TO BE DONE: Check every line of the material below for the string "size", and return the ones that have it.

RECORDS FOR THIS TASK:
★ ★ ★ ★ ★ ★ ★

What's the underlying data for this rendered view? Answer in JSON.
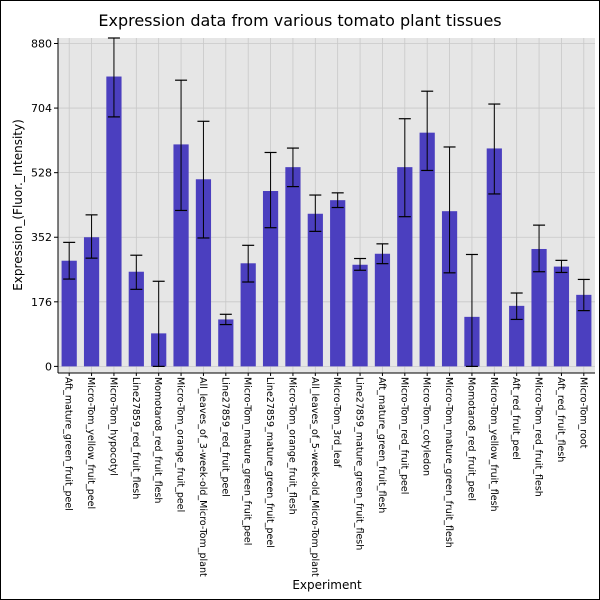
{
  "chart_data": {
    "type": "bar",
    "title": "Expression data from various tomato plant tissues",
    "xlabel": "Experiment",
    "ylabel": "Expression_(Fluor._Intensity)",
    "ylim": [
      -18,
      895
    ],
    "yticks": [
      0,
      176,
      352,
      528,
      704,
      880
    ],
    "grid": true,
    "bar_color": "#4b3fbf",
    "categories": [
      "Aft_mature_green_fruit_peel",
      "Micro-Tom_yellow_fruit_peel",
      "Micro-Tom_hypocotyl",
      "Line27859_red_fruit_flesh",
      "Momotaro8_red_fruit_flesh",
      "Micro-Tom_orange_fruit_peel",
      "All_leaves_of_3-week-old_Micro-Tom_plant",
      "Line27859_red_fruit_peel",
      "Micro-Tom_mature_green_fruit_peel",
      "Line27859_mature_green_fruit_peel",
      "Micro-Tom_orange_fruit_flesh",
      "All_leaves_of_5-week-old_Micro-Tom_plant",
      "Micro-Tom_3rd_leaf",
      "Line27859_mature_green_fruit_flesh",
      "Aft_mature_green_fruit_flesh",
      "Micro-Tom_red_fruit_peel",
      "Micro-Tom_cotyledon",
      "Micro-Tom_mature_green_fruit_flesh",
      "Momotaro8_red_fruit_peel",
      "Micro-Tom_yellow_fruit_flesh",
      "Aft_red_fruit_peel",
      "Micro-Tom_red_fruit_flesh",
      "Aft_red_fruit_flesh",
      "Micro-Tom_root"
    ],
    "values": [
      288,
      352,
      790,
      258,
      90,
      605,
      510,
      128,
      281,
      478,
      543,
      416,
      453,
      277,
      307,
      543,
      637,
      423,
      135,
      594,
      165,
      320,
      272,
      195
    ],
    "error_low": [
      238,
      295,
      680,
      210,
      0,
      425,
      350,
      114,
      230,
      378,
      490,
      368,
      433,
      262,
      280,
      408,
      534,
      255,
      0,
      470,
      128,
      258,
      256,
      152
    ],
    "error_high": [
      338,
      413,
      895,
      303,
      232,
      780,
      668,
      142,
      330,
      583,
      595,
      467,
      473,
      294,
      334,
      675,
      750,
      598,
      305,
      715,
      200,
      385,
      289,
      237
    ]
  }
}
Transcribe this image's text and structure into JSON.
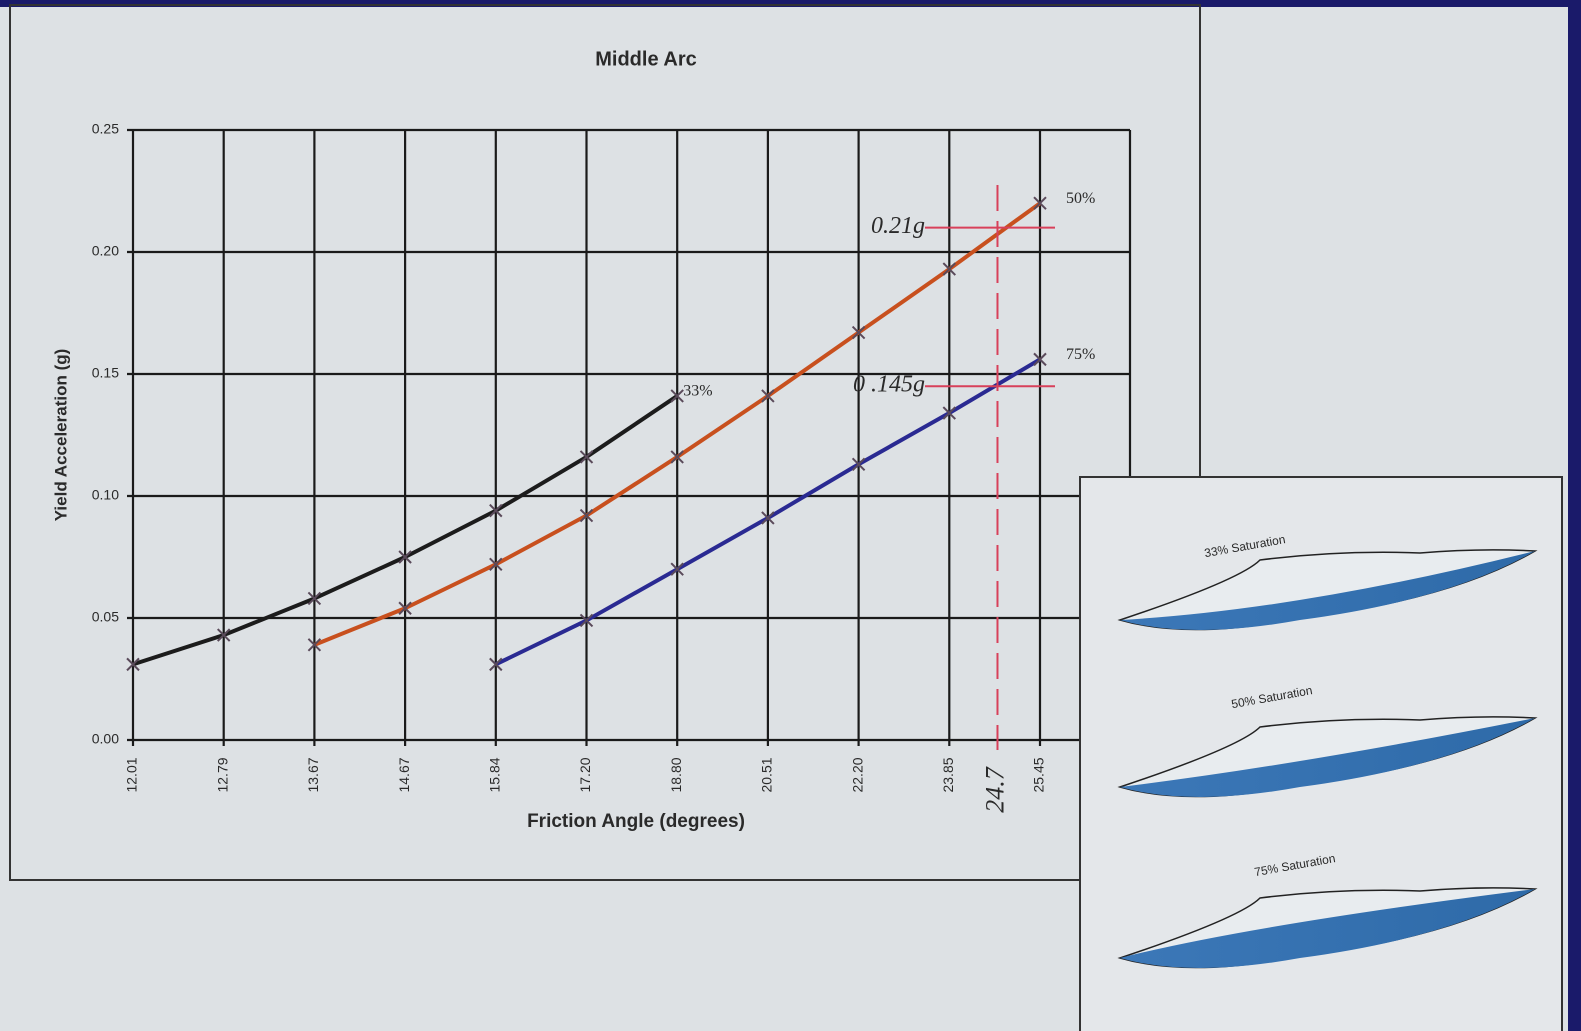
{
  "chart_data": {
    "type": "line",
    "title": "Middle Arc",
    "x_label": "Friction Angle (degrees)",
    "y_label": "Yield Acceleration (g)",
    "categories": [
      "12.01",
      "12.79",
      "13.67",
      "14.67",
      "15.84",
      "17.20",
      "18.80",
      "20.51",
      "22.20",
      "23.85",
      "25.45"
    ],
    "series": [
      {
        "name": "33%",
        "color": "#1c1c1c",
        "values": [
          0.031,
          0.043,
          0.058,
          0.075,
          0.094,
          0.116,
          0.141,
          null,
          null,
          null,
          null
        ]
      },
      {
        "name": "50%",
        "color": "#c8501e",
        "values": [
          null,
          null,
          0.039,
          0.054,
          0.072,
          0.092,
          0.116,
          0.141,
          0.167,
          0.193,
          0.22
        ]
      },
      {
        "name": "75%",
        "color": "#2a2a92",
        "values": [
          null,
          null,
          null,
          null,
          0.031,
          0.049,
          0.07,
          0.091,
          0.113,
          0.134,
          0.156
        ]
      }
    ],
    "ylim": [
      0,
      0.25
    ],
    "yticks": [
      {
        "value": 0,
        "label": "0.00"
      },
      {
        "value": 0.05,
        "label": "0.05"
      },
      {
        "value": 0.1,
        "label": "0.10"
      },
      {
        "value": 0.15,
        "label": "0.15"
      },
      {
        "value": 0.2,
        "label": "0.20"
      },
      {
        "value": 0.25,
        "label": "0.25"
      }
    ],
    "grid": true,
    "annotations": [
      {
        "label": "0.21g",
        "value": 0.21,
        "color": "#d8405a"
      },
      {
        "label": "0 .145g",
        "value": 0.145,
        "color": "#d8405a"
      },
      {
        "label": "24.7",
        "x": 24.7,
        "color": "#d8405a"
      }
    ],
    "inset_labels": [
      "33% Saturation",
      "50% Saturation",
      "75% Saturation"
    ]
  }
}
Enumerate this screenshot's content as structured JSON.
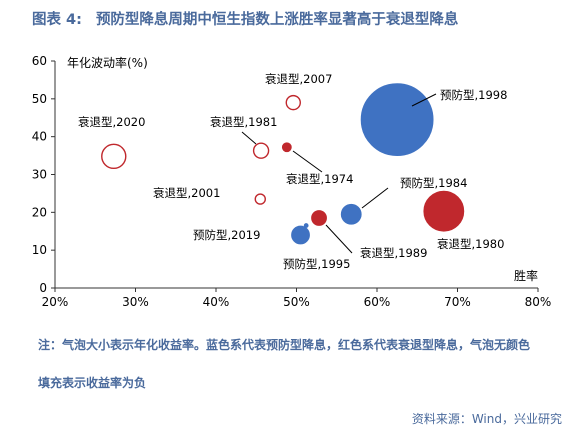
{
  "figure": {
    "label": "图表 4:",
    "title": "预防型降息周期中恒生指数上涨胜率显著高于衰退型降息"
  },
  "chart_data": {
    "type": "scatter",
    "bubble": true,
    "ylabel": "年化波动率(%)",
    "xlabel": "胜率",
    "xlim": [
      0.2,
      0.8
    ],
    "ylim": [
      0,
      60
    ],
    "xticks": [
      "20%",
      "30%",
      "40%",
      "50%",
      "60%",
      "70%",
      "80%"
    ],
    "yticks": [
      "0",
      "10",
      "20",
      "30",
      "40",
      "50",
      "60"
    ],
    "grid": false,
    "colors": {
      "preventive": "#3f72c2",
      "recession": "#c0282d",
      "axis": "#333333"
    },
    "points": [
      {
        "label": "预防型,1998",
        "x": 0.625,
        "y": 44.5,
        "size": 36,
        "type": "preventive",
        "filled": true
      },
      {
        "label": "预防型,1984",
        "x": 0.568,
        "y": 19.5,
        "size": 10,
        "type": "preventive",
        "filled": true
      },
      {
        "label": "预防型,2019",
        "x": 0.512,
        "y": 16.5,
        "size": 2,
        "type": "preventive",
        "filled": true
      },
      {
        "label": "预防型,1995",
        "x": 0.505,
        "y": 14.0,
        "size": 9,
        "type": "preventive",
        "filled": true
      },
      {
        "label": "衰退型,2007",
        "x": 0.496,
        "y": 49.0,
        "size": 7,
        "type": "recession",
        "filled": false
      },
      {
        "label": "衰退型,2020",
        "x": 0.273,
        "y": 34.8,
        "size": 12,
        "type": "recession",
        "filled": false
      },
      {
        "label": "衰退型,1981",
        "x": 0.456,
        "y": 36.3,
        "size": 7.5,
        "type": "recession",
        "filled": false
      },
      {
        "label": "衰退型,1974",
        "x": 0.488,
        "y": 37.2,
        "size": 4.5,
        "type": "recession",
        "filled": true
      },
      {
        "label": "衰退型,2001",
        "x": 0.455,
        "y": 23.5,
        "size": 5,
        "type": "recession",
        "filled": false
      },
      {
        "label": "衰退型,1989",
        "x": 0.528,
        "y": 18.5,
        "size": 7.5,
        "type": "recession",
        "filled": true
      },
      {
        "label": "衰退型,1980",
        "x": 0.683,
        "y": 20.3,
        "size": 20,
        "type": "recession",
        "filled": true
      }
    ]
  },
  "notes": {
    "line1": "注：气泡大小表示年化收益率。蓝色系代表预防型降息，红色系代表衰退型降息，气泡无颜色",
    "line2": "填充表示收益率为负"
  },
  "source": "资料来源：Wind，兴业研究"
}
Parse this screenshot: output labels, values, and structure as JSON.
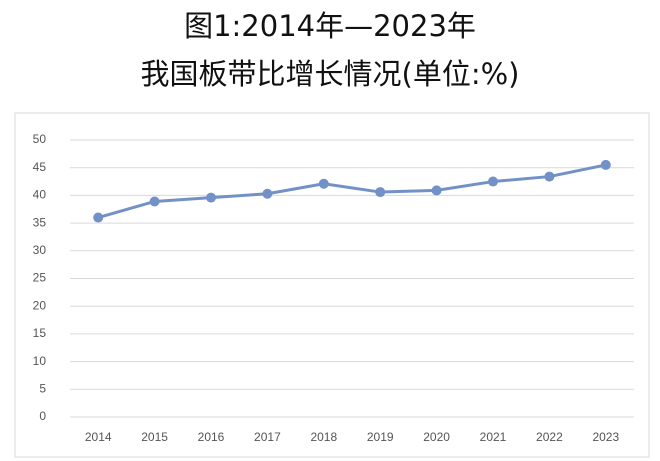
{
  "chart_data": {
    "type": "line",
    "title": "图1:2014年—2023年",
    "subtitle": "我国板带比增长情况(单位:%)",
    "categories": [
      "2014",
      "2015",
      "2016",
      "2017",
      "2018",
      "2019",
      "2020",
      "2021",
      "2022",
      "2023"
    ],
    "values": [
      36,
      38.9,
      39.6,
      40.3,
      42.1,
      40.6,
      40.9,
      42.5,
      43.4,
      45.5
    ],
    "color": "#7291c6",
    "ylim": [
      0,
      50
    ],
    "yticks": [
      0,
      5,
      10,
      15,
      20,
      25,
      30,
      35,
      40,
      45,
      50
    ],
    "grid": true
  }
}
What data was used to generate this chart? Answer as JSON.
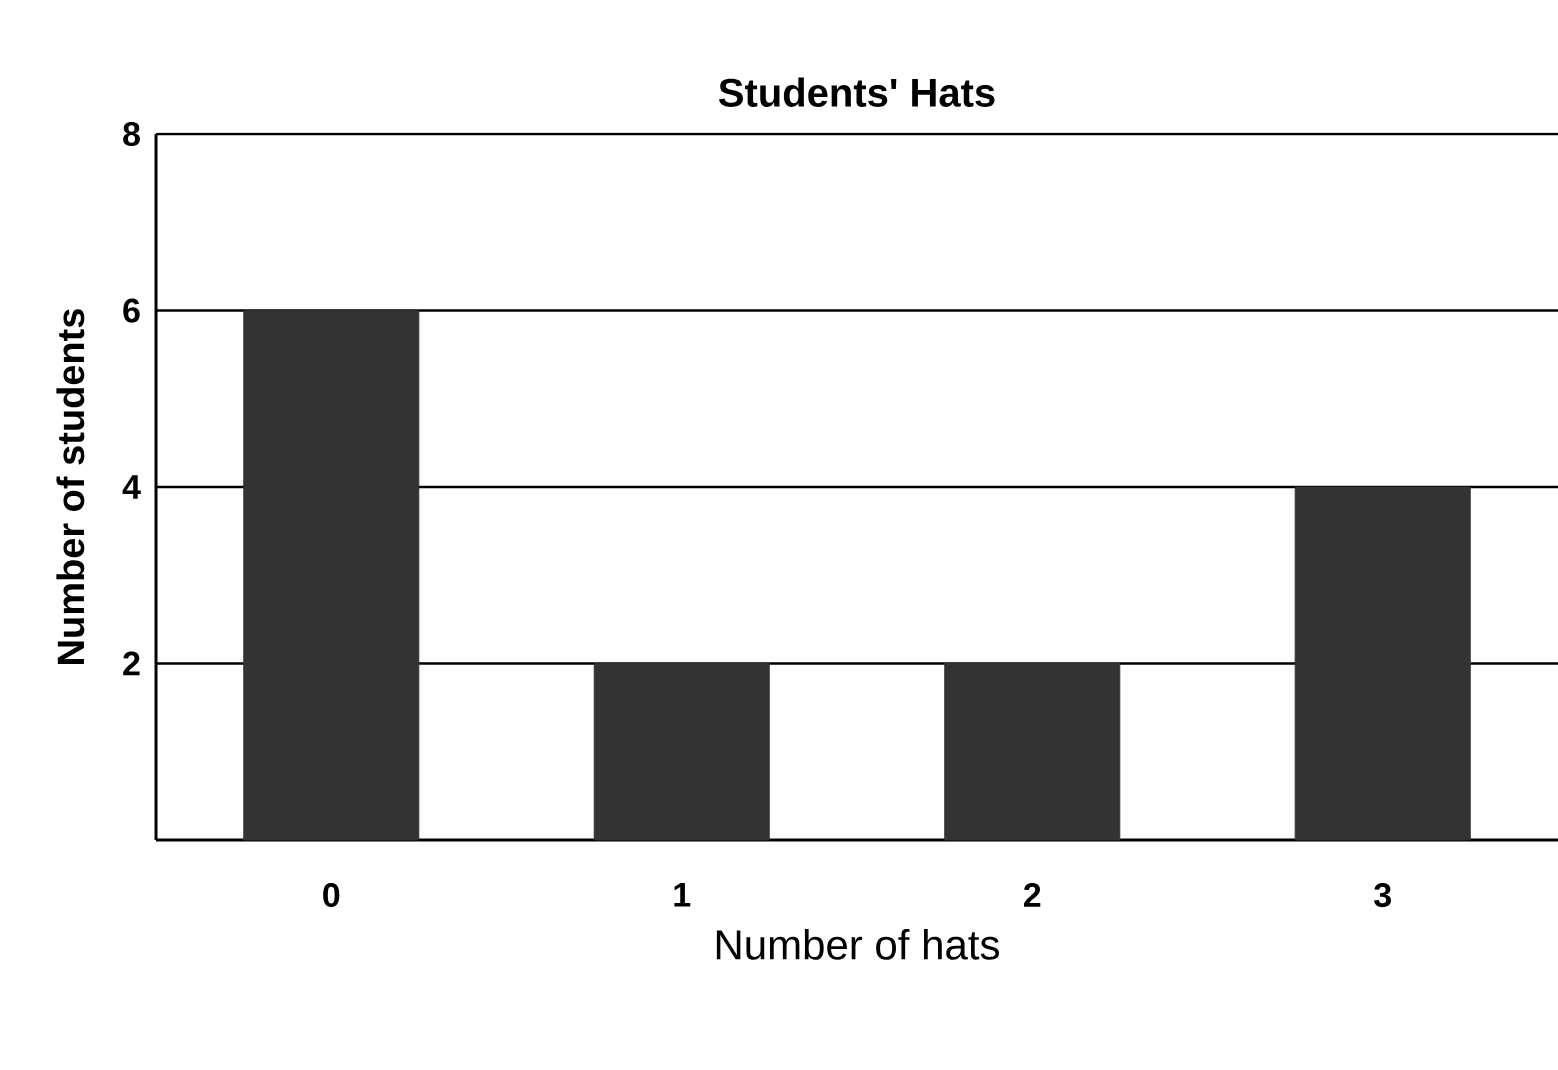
{
  "chart_data": {
    "type": "bar",
    "title": "Students' Hats",
    "xlabel": "Number of hats",
    "ylabel": "Number of students",
    "categories": [
      "0",
      "1",
      "2",
      "3"
    ],
    "values": [
      6,
      2,
      2,
      4
    ],
    "color": "#333333",
    "ylim": [
      0,
      8
    ],
    "yticks": [
      2,
      4,
      6,
      8
    ],
    "grid": "y"
  }
}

★ ★ ★ ★ ★ ★ ★

ANSWER BELOW:
        "size": 36,
        "size": 10,
        "size": 2,
        "size": 9,
        "size": 7,
        "size": 12,
        "size": 7.5,
        "size": 4.5,
        "size": 5,
        "size": 7.5,
        "size": 20,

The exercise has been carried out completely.